Stated goal -> Update everything from the start of the records down to the line containing "legend-label: Total de" by replacing "x-tick-label" with "x-axis-tick-label" and leaving all else unchanged.

>> BEGIN Provided data

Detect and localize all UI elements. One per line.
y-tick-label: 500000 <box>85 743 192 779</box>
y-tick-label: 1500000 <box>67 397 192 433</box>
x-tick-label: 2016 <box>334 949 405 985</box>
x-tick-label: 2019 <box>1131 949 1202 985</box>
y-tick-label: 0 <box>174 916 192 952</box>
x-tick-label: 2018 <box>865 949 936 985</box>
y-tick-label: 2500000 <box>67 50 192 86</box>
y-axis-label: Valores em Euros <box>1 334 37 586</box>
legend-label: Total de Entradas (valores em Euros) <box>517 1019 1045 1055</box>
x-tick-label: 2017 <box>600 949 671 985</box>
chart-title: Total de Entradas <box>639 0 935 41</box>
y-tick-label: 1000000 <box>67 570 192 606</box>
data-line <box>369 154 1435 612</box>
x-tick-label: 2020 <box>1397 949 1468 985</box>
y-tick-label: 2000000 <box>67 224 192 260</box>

>> END Provided data

Result below ->
Detect and localize all UI elements. One per line.
y-tick-label: 500000 <box>85 743 192 779</box>
y-tick-label: 1500000 <box>67 397 192 433</box>
x-axis-tick-label: 2016 <box>334 949 405 985</box>
x-axis-tick-label: 2019 <box>1131 949 1202 985</box>
y-tick-label: 0 <box>174 916 192 952</box>
x-axis-tick-label: 2018 <box>865 949 936 985</box>
y-tick-label: 2500000 <box>67 50 192 86</box>
y-axis-label: Valores em Euros <box>1 334 37 586</box>
legend-label: Total de Entradas (valores em Euros) <box>517 1019 1045 1055</box>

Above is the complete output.